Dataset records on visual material

————

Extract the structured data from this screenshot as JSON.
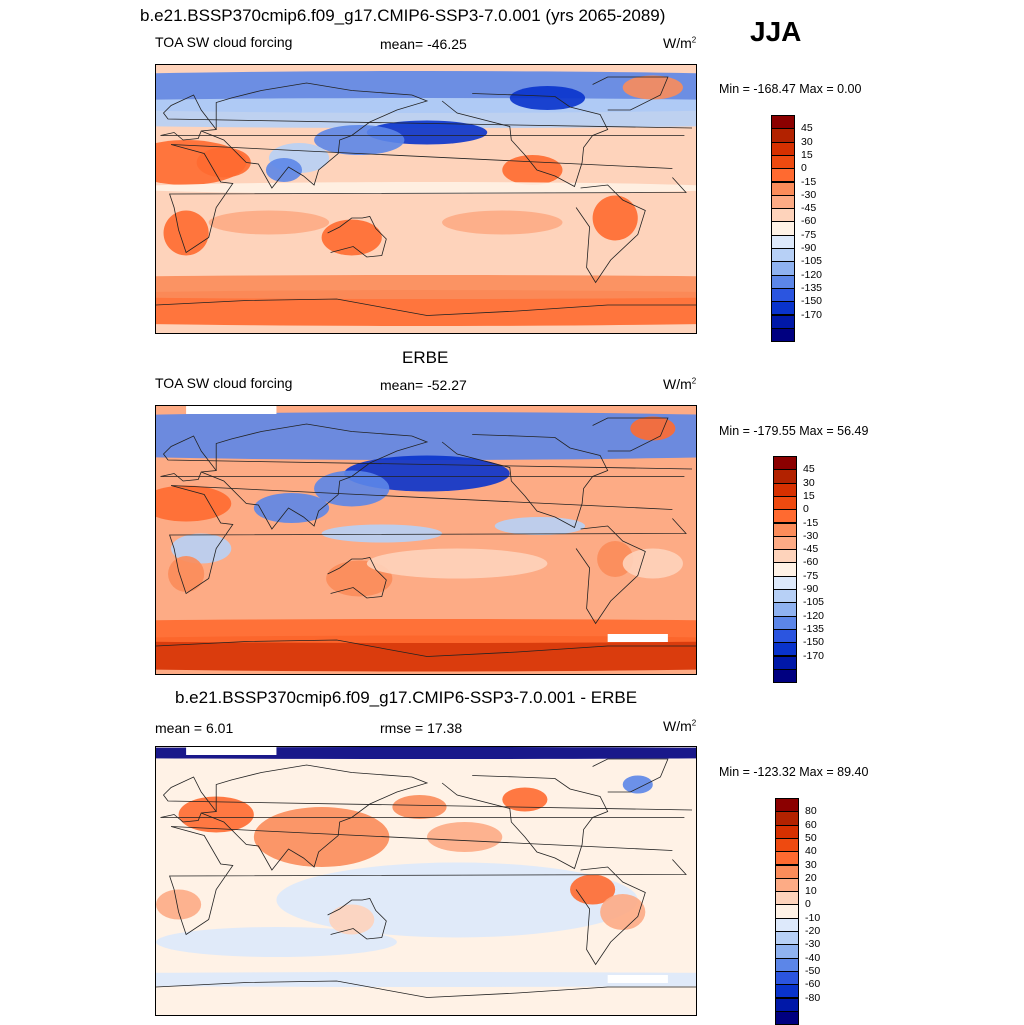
{
  "header": {
    "main_title": "b.e21.BSSP370cmip6.f09_g17.CMIP6-SSP3-7.0.001 (yrs 2065-2089)",
    "season": "JJA"
  },
  "panels": [
    {
      "id": "model",
      "title": "",
      "left_label": "TOA SW cloud forcing",
      "center_label": "mean= -46.25",
      "units": "W/m",
      "units_sup": "2",
      "minmax": "Min = -168.47 Max =   0.00",
      "colorbar": {
        "colors": [
          "#8b0000",
          "#b22200",
          "#d63000",
          "#ee4a10",
          "#ff6a30",
          "#fb8c5a",
          "#fdab85",
          "#fed3bb",
          "#fff2e6",
          "#dde9fb",
          "#b7d0f6",
          "#8fb2f0",
          "#5c86e8",
          "#2b55e0",
          "#0933cc",
          "#0018a8",
          "#000080"
        ],
        "labels": [
          "45",
          "30",
          "15",
          "0",
          "-15",
          "-30",
          "-45",
          "-60",
          "-75",
          "-90",
          "-105",
          "-120",
          "-135",
          "-150",
          "-170"
        ]
      }
    },
    {
      "id": "obs",
      "title": "ERBE",
      "left_label": "TOA SW cloud forcing",
      "center_label": "mean= -52.27",
      "units": "W/m",
      "units_sup": "2",
      "minmax": "Min = -179.55 Max =  56.49",
      "colorbar": {
        "colors": [
          "#8b0000",
          "#b22200",
          "#d63000",
          "#ee4a10",
          "#ff6a30",
          "#fb8c5a",
          "#fdab85",
          "#fed3bb",
          "#fff2e6",
          "#dde9fb",
          "#b7d0f6",
          "#8fb2f0",
          "#5c86e8",
          "#2b55e0",
          "#0933cc",
          "#0018a8",
          "#000080"
        ],
        "labels": [
          "45",
          "30",
          "15",
          "0",
          "-15",
          "-30",
          "-45",
          "-60",
          "-75",
          "-90",
          "-105",
          "-120",
          "-135",
          "-150",
          "-170"
        ]
      }
    },
    {
      "id": "diff",
      "title": "b.e21.BSSP370cmip6.f09_g17.CMIP6-SSP3-7.0.001 - ERBE",
      "left_label": "mean =   6.01",
      "center_label": "rmse =  17.38",
      "units": "W/m",
      "units_sup": "2",
      "minmax": "Min = -123.32 Max =  89.40",
      "colorbar": {
        "colors": [
          "#8b0000",
          "#b22200",
          "#d63000",
          "#ee4a10",
          "#ff6a30",
          "#fb8c5a",
          "#fdab85",
          "#fed3bb",
          "#fff2e6",
          "#dde9fb",
          "#b7d0f6",
          "#8fb2f0",
          "#5c86e8",
          "#2b55e0",
          "#0933cc",
          "#0018a8",
          "#000080"
        ],
        "labels": [
          "80",
          "60",
          "50",
          "40",
          "30",
          "20",
          "10",
          "0",
          "-10",
          "-20",
          "-30",
          "-40",
          "-50",
          "-60",
          "-80"
        ]
      }
    }
  ],
  "palette": {
    "deep_red": "#d63000",
    "red": "#ff6a30",
    "salmon": "#fb8c5a",
    "peach": "#fdab85",
    "light_peach": "#fed3bb",
    "cream": "#fff2e6",
    "light_blue": "#dde9fb",
    "sky": "#b7d0f6",
    "blue": "#5c86e8",
    "deep_blue": "#0933cc",
    "navy": "#000080"
  }
}
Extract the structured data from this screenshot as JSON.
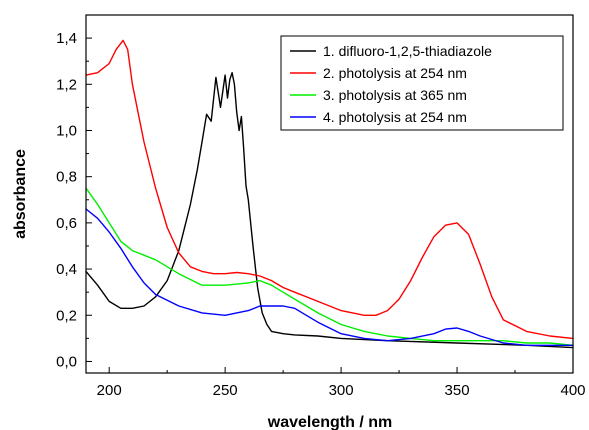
{
  "chart_data": {
    "type": "line",
    "xlabel": "wavelength / nm",
    "ylabel": "absorbance",
    "xlim": [
      190,
      400
    ],
    "ylim": [
      -0.05,
      1.5
    ],
    "xticks": [
      200,
      250,
      300,
      350,
      400
    ],
    "yticks": [
      0.0,
      0.2,
      0.4,
      0.6,
      0.8,
      1.0,
      1.2,
      1.4
    ],
    "ytick_labels": [
      "0,0",
      "0,2",
      "0,4",
      "0,6",
      "0,8",
      "1,0",
      "1,2",
      "1,4"
    ],
    "grid": false,
    "legend_position": "top-right",
    "series": [
      {
        "name": "1. difluoro-1,2,5-thiadiazole",
        "color": "#000000",
        "x": [
          190,
          195,
          200,
          205,
          210,
          215,
          220,
          225,
          230,
          235,
          238,
          240,
          242,
          244,
          246,
          248,
          250,
          251,
          252,
          253,
          254,
          255,
          256,
          257,
          258,
          259,
          260,
          262,
          264,
          266,
          268,
          270,
          275,
          280,
          290,
          300,
          320,
          350,
          380,
          400
        ],
        "y": [
          0.39,
          0.33,
          0.26,
          0.23,
          0.23,
          0.24,
          0.28,
          0.35,
          0.48,
          0.68,
          0.83,
          0.95,
          1.07,
          1.04,
          1.23,
          1.1,
          1.24,
          1.14,
          1.22,
          1.25,
          1.2,
          1.08,
          1.0,
          1.06,
          0.92,
          0.76,
          0.7,
          0.5,
          0.32,
          0.21,
          0.16,
          0.13,
          0.12,
          0.115,
          0.11,
          0.1,
          0.09,
          0.08,
          0.07,
          0.06
        ]
      },
      {
        "name": "2. photolysis at 254 nm",
        "color": "#ff0000",
        "x": [
          190,
          195,
          200,
          203,
          206,
          208,
          210,
          215,
          220,
          225,
          230,
          235,
          240,
          245,
          250,
          255,
          260,
          265,
          270,
          275,
          280,
          290,
          300,
          310,
          315,
          320,
          325,
          330,
          335,
          340,
          345,
          350,
          355,
          360,
          365,
          370,
          380,
          390,
          400
        ],
        "y": [
          1.24,
          1.25,
          1.29,
          1.35,
          1.39,
          1.35,
          1.2,
          0.95,
          0.75,
          0.58,
          0.47,
          0.41,
          0.39,
          0.38,
          0.38,
          0.385,
          0.38,
          0.37,
          0.35,
          0.32,
          0.3,
          0.26,
          0.22,
          0.2,
          0.2,
          0.22,
          0.27,
          0.35,
          0.45,
          0.54,
          0.59,
          0.6,
          0.55,
          0.42,
          0.28,
          0.18,
          0.13,
          0.11,
          0.1
        ]
      },
      {
        "name": "3. photolysis at 365 nm",
        "color": "#00ee00",
        "x": [
          190,
          195,
          200,
          205,
          210,
          220,
          230,
          240,
          250,
          260,
          265,
          270,
          275,
          280,
          290,
          300,
          310,
          320,
          330,
          340,
          350,
          360,
          370,
          380,
          390,
          400
        ],
        "y": [
          0.75,
          0.68,
          0.6,
          0.52,
          0.48,
          0.44,
          0.38,
          0.33,
          0.33,
          0.34,
          0.35,
          0.33,
          0.3,
          0.27,
          0.21,
          0.16,
          0.13,
          0.11,
          0.1,
          0.09,
          0.09,
          0.09,
          0.09,
          0.08,
          0.08,
          0.07
        ]
      },
      {
        "name": "4. photolysis at 254 nm",
        "color": "#0000ff",
        "x": [
          190,
          195,
          200,
          205,
          210,
          215,
          220,
          230,
          240,
          250,
          255,
          260,
          265,
          270,
          275,
          280,
          285,
          290,
          300,
          310,
          320,
          330,
          340,
          345,
          350,
          355,
          360,
          370,
          380,
          390,
          400
        ],
        "y": [
          0.66,
          0.62,
          0.56,
          0.49,
          0.41,
          0.34,
          0.29,
          0.24,
          0.21,
          0.2,
          0.21,
          0.22,
          0.24,
          0.24,
          0.24,
          0.23,
          0.2,
          0.17,
          0.12,
          0.1,
          0.09,
          0.1,
          0.12,
          0.14,
          0.145,
          0.13,
          0.11,
          0.08,
          0.07,
          0.07,
          0.07
        ]
      }
    ]
  }
}
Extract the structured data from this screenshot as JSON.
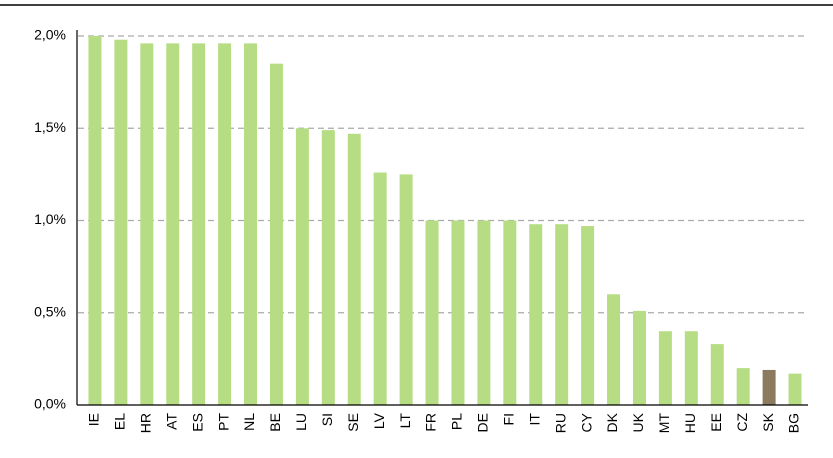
{
  "chart_data": {
    "type": "bar",
    "categories": [
      "IE",
      "EL",
      "HR",
      "AT",
      "ES",
      "PT",
      "NL",
      "BE",
      "LU",
      "SI",
      "SE",
      "LV",
      "LT",
      "FR",
      "PL",
      "DE",
      "FI",
      "IT",
      "RU",
      "CY",
      "DK",
      "UK",
      "MT",
      "HU",
      "EE",
      "CZ",
      "SK",
      "BG"
    ],
    "values": [
      2.0,
      1.98,
      1.96,
      1.96,
      1.96,
      1.96,
      1.96,
      1.85,
      1.5,
      1.49,
      1.47,
      1.26,
      1.25,
      1.0,
      1.0,
      1.0,
      1.0,
      0.98,
      0.98,
      0.97,
      0.6,
      0.51,
      0.4,
      0.4,
      0.33,
      0.2,
      0.19,
      0.17
    ],
    "colors": [
      "#b7dd84",
      "#b7dd84",
      "#b7dd84",
      "#b7dd84",
      "#b7dd84",
      "#b7dd84",
      "#b7dd84",
      "#b7dd84",
      "#b7dd84",
      "#b7dd84",
      "#b7dd84",
      "#b7dd84",
      "#b7dd84",
      "#b7dd84",
      "#b7dd84",
      "#b7dd84",
      "#b7dd84",
      "#b7dd84",
      "#b7dd84",
      "#b7dd84",
      "#b7dd84",
      "#b7dd84",
      "#b7dd84",
      "#b7dd84",
      "#b7dd84",
      "#b7dd84",
      "#8b7a5e",
      "#b7dd84"
    ],
    "ylim": [
      0,
      2.0
    ],
    "yticks": [
      {
        "value": 0,
        "label": "0,0%"
      },
      {
        "value": 0.5,
        "label": "0,5%"
      },
      {
        "value": 1.0,
        "label": "1,0%"
      },
      {
        "value": 1.5,
        "label": "1,5%"
      },
      {
        "value": 2.0,
        "label": "2,0%"
      }
    ],
    "grid": true
  }
}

————

EXERCISE REQUIREMENTS: All lines above with "ERBE" in them should be returned.

FULL RESPONSE:
      "title": "ERBE",
      "title": "b.e21.BSSP370cmip6.f09_g17.CMIP6-SSP3-7.0.001 - ERBE",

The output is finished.